### INSTRUCTION
Reproduce each line exactly. Skip none.

### SOURCE DATA
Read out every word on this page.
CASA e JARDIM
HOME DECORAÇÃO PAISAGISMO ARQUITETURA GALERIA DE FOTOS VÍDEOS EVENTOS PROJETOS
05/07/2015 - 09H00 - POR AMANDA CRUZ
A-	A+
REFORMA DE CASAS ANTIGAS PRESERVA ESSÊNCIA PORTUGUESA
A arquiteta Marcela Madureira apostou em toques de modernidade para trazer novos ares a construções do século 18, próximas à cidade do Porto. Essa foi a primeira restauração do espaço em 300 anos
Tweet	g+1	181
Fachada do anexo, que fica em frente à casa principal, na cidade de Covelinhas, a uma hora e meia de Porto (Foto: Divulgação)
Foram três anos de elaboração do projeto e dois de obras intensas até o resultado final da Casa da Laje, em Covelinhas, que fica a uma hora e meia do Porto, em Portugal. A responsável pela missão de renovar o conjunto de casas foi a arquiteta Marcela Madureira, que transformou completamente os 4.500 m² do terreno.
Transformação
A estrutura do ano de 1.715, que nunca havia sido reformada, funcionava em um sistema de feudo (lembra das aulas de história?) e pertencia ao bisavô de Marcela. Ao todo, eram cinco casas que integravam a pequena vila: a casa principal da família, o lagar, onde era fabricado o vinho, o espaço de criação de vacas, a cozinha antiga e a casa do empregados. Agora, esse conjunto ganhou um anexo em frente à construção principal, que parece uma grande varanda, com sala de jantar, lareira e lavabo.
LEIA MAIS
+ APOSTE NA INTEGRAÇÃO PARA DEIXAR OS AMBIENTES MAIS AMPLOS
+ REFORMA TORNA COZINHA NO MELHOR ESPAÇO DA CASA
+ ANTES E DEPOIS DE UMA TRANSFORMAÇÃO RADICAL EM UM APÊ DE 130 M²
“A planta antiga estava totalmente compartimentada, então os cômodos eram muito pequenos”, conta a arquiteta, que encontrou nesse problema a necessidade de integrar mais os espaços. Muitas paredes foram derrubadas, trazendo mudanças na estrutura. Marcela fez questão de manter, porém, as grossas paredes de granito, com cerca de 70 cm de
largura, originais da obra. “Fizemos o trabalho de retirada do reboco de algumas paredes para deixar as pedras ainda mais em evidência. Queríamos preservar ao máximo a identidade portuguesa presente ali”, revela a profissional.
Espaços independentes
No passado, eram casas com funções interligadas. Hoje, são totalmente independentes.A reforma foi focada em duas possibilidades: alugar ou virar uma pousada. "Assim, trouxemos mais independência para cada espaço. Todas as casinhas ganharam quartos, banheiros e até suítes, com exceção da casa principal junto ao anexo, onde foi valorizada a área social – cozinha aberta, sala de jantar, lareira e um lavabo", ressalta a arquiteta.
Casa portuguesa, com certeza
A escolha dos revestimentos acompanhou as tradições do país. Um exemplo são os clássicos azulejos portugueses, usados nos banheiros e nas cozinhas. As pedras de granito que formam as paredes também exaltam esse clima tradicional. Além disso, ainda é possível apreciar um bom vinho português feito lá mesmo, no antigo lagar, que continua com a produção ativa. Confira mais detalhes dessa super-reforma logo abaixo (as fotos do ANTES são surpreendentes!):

### FINAL RESULT
Read out every word on this page.
CASA e JARDIM
HOME DECORAÇÃO PAISAGISMO ARQUITETURA GALERIA DE FOTOS VÍDEOS EVENTOS PROJETOS
05/07/2015 - 09H00 - POR AMANDA CRUZ
A-	A+
REFORMA DE CASAS ANTIGAS PRESERVA ESSÊNCIA PORTUGUESA
A arquiteta Marcela Madureira apostou em toques de modernidade para trazer novos ares a construções do século 18, próximas à cidade do Porto. Essa foi a primeira restauração do espaço em 300 anos
Tweet	g+1	181
Fachada do anexo, que fica em frente à casa principal, na cidade de Covelinhas, a uma hora e meia de Porto (Foto: Divulgação)
Foram três anos de elaboração do projeto e dois de obras intensas até o resultado final da Casa da Laje, em Covelinhas, que fica a uma hora e meia do Porto, em Portugal. A responsável pela missão de renovar o conjunto de casas foi a arquiteta Marcela Madureira, que transformou completamente os 4.500 m² do terreno.
Transformação
A estrutura do ano de 1.715, que nunca havia sido reformada, funcionava em um sistema de feudo (lembra das aulas de história?) e pertencia ao bisavô de Marcela. Ao todo, eram cinco casas que integravam a pequena vila: a casa principal da família, o lagar, onde era fabricado o vinho, o espaço de criação de vacas, a cozinha antiga e a casa do empregados. Agora, esse conjunto ganhou um anexo em frente à construção principal, que parece uma grande varanda, com sala de jantar, lareira e lavabo.
LEIA MAIS
+ APOSTE NA INTEGRAÇÃO PARA DEIXAR OS AMBIENTES MAIS AMPLOS
+ REFORMA TORNA COZINHA NO MELHOR ESPAÇO DA CASA
+ ANTES E DEPOIS DE UMA TRANSFORMAÇÃO RADICAL EM UM APÊ DE 130 M²
“A planta antiga estava totalmente compartimentada, então os cômodos eram muito pequenos”, conta a arquiteta, que encontrou nesse problema a necessidade de integrar mais os espaços. Muitas paredes foram derrubadas, trazendo mudanças na estrutura. Marcela fez questão de manter, porém, as grossas paredes de granito, com cerca de 70 cm de
largura, originais da obra. “Fizemos o trabalho de retirada do reboco de algumas paredes para deixar as pedras ainda mais em evidência. Queríamos preservar ao máximo a identidade portuguesa presente ali”, revela a profissional.
Espaços independentes
No passado, eram casas com funções interligadas. Hoje, são totalmente independentes.A reforma foi focada em duas possibilidades: alugar ou virar uma pousada. "Assim, trouxemos mais independência para cada espaço. Todas as casinhas ganharam quartos, banheiros e até suítes, com exceção da casa principal junto ao anexo, onde foi valorizada a área social – cozinha aberta, sala de jantar, lareira e um lavabo", ressalta a arquiteta.
Casa portuguesa, com certeza
A escolha dos revestimentos acompanhou as tradições do país. Um exemplo são os clássicos azulejos portugueses, usados nos banheiros e nas cozinhas. As pedras de granito que formam as paredes também exaltam esse clima tradicional. Além disso, ainda é possível apreciar um bom vinho português feito lá mesmo, no antigo lagar, que continua com a produção ativa. Confira mais detalhes dessa super-reforma logo abaixo (as fotos do ANTES são surpreendentes!):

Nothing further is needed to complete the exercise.